§ **EXERCISE TASK**
Gather all lines with "κόμμα" from the records.

§ **RAW DATA**

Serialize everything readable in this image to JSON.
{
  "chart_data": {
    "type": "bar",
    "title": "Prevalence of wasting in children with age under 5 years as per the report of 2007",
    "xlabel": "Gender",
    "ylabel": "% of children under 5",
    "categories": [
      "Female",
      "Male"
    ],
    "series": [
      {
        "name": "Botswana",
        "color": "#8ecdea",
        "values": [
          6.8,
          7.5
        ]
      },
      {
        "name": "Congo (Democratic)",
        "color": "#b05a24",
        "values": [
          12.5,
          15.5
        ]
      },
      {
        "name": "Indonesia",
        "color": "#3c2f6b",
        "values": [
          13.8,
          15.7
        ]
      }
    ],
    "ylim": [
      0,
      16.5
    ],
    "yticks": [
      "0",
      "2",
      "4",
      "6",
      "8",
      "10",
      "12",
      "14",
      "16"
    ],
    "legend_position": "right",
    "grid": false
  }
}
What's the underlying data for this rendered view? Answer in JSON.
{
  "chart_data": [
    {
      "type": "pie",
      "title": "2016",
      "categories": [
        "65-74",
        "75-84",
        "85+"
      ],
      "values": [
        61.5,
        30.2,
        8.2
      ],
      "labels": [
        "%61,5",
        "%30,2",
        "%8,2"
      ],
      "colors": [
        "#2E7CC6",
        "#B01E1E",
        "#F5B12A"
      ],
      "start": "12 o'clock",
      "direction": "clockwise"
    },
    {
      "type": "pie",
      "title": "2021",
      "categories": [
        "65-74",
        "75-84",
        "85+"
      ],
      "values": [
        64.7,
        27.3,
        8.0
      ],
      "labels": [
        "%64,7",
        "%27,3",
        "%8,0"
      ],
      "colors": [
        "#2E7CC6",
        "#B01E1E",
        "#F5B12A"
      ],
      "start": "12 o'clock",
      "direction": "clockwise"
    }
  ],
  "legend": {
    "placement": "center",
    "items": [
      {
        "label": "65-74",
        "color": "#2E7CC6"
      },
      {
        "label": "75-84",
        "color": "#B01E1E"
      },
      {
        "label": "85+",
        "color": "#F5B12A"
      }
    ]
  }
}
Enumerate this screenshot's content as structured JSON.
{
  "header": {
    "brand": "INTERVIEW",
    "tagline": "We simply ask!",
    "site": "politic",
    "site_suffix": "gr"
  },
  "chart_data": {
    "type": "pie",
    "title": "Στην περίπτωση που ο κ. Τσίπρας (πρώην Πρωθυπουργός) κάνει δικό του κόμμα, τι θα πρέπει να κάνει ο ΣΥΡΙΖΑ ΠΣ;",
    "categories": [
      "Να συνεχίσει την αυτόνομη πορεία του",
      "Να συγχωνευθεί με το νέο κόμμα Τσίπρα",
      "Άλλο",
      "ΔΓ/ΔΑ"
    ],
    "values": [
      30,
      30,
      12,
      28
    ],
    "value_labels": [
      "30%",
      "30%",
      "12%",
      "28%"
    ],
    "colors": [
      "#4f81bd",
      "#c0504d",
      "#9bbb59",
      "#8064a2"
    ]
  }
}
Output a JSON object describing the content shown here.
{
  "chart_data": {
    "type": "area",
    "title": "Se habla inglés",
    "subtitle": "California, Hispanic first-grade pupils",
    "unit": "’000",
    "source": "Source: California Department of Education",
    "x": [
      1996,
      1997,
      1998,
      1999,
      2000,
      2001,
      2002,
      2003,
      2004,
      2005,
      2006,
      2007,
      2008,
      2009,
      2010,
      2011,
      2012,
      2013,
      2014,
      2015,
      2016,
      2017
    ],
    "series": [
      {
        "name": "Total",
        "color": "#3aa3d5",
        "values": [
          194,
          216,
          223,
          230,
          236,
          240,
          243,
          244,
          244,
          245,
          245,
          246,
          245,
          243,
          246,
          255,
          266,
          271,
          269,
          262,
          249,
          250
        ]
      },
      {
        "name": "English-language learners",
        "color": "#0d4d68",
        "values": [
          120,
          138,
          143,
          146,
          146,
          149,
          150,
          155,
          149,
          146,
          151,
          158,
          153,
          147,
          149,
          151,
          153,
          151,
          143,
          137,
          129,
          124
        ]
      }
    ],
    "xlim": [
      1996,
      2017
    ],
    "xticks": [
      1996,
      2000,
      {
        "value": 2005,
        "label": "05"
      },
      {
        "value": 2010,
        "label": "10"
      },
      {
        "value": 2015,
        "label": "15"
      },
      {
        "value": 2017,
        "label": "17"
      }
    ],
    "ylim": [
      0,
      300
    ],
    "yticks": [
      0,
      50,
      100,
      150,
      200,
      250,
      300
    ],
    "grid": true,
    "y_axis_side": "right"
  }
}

§ **RESPONSE TO THIS TASK**
    "title": "Στην περίπτωση που ο κ. Τσίπρας (πρώην Πρωθυπουργός) κάνει δικό του κόμμα, τι θα πρέπει να κάνει ο ΣΥΡΙΖΑ ΠΣ;",
      "Να συγχωνευθεί με το νέο κόμμα Τσίπρα",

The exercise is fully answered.